▸ **What this task involves**: Retype all of the data. Every line must match exactly.

--- begin Listed entries ---

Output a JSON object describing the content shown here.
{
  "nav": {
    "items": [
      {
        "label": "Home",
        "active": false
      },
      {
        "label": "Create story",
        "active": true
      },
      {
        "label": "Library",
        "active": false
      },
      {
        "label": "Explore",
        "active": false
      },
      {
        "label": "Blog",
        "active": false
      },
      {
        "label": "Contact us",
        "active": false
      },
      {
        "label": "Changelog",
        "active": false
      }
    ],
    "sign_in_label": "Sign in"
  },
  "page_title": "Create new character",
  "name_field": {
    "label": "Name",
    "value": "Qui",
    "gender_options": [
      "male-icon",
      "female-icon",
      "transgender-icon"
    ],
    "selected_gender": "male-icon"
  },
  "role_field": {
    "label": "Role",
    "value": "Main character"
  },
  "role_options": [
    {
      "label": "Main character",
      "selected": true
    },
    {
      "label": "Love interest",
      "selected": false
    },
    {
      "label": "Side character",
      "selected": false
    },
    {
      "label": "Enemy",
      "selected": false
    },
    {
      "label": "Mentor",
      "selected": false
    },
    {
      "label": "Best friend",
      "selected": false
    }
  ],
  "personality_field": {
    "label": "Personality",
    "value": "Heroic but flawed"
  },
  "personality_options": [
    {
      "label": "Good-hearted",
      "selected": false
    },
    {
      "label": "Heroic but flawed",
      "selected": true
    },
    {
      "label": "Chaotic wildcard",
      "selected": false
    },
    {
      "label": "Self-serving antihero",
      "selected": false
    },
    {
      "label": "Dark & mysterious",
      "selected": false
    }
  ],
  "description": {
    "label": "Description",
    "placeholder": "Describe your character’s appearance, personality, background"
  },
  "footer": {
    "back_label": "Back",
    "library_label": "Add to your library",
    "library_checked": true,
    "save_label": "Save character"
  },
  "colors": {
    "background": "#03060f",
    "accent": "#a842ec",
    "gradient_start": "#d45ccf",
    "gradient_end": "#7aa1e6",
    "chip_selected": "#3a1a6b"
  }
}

--- end Listed entries ---

▸ **Answer to the problem**:
Output a JSON object describing the content shown here.
{
  "nav": {
    "items": [
      {
        "label": "Home",
        "active": false
      },
      {
        "label": "Create story",
        "active": true
      },
      {
        "label": "Library",
        "active": false
      },
      {
        "label": "Explore",
        "active": false
      },
      {
        "label": "Blog",
        "active": false
      },
      {
        "label": "Contact us",
        "active": false
      },
      {
        "label": "Changelog",
        "active": false
      }
    ],
    "sign_in_label": "Sign in"
  },
  "page_title": "Create new character",
  "name_field": {
    "label": "Name",
    "value": "Qui",
    "gender_options": [
      "male-icon",
      "female-icon",
      "transgender-icon"
    ],
    "selected_gender": "male-icon"
  },
  "role_field": {
    "label": "Role",
    "value": "Main character"
  },
  "role_options": [
    {
      "label": "Main character",
      "selected": true
    },
    {
      "label": "Love interest",
      "selected": false
    },
    {
      "label": "Side character",
      "selected": false
    },
    {
      "label": "Enemy",
      "selected": false
    },
    {
      "label": "Mentor",
      "selected": false
    },
    {
      "label": "Best friend",
      "selected": false
    }
  ],
  "personality_field": {
    "label": "Personality",
    "value": "Heroic but flawed"
  },
  "personality_options": [
    {
      "label": "Good-hearted",
      "selected": false
    },
    {
      "label": "Heroic but flawed",
      "selected": true
    },
    {
      "label": "Chaotic wildcard",
      "selected": false
    },
    {
      "label": "Self-serving antihero",
      "selected": false
    },
    {
      "label": "Dark & mysterious",
      "selected": false
    }
  ],
  "description": {
    "label": "Description",
    "placeholder": "Describe your character’s appearance, personality, background"
  },
  "footer": {
    "back_label": "Back",
    "library_label": "Add to your library",
    "library_checked": true,
    "save_label": "Save character"
  },
  "colors": {
    "background": "#03060f",
    "accent": "#a842ec",
    "gradient_start": "#d45ccf",
    "gradient_end": "#7aa1e6",
    "chip_selected": "#3a1a6b"
  }
}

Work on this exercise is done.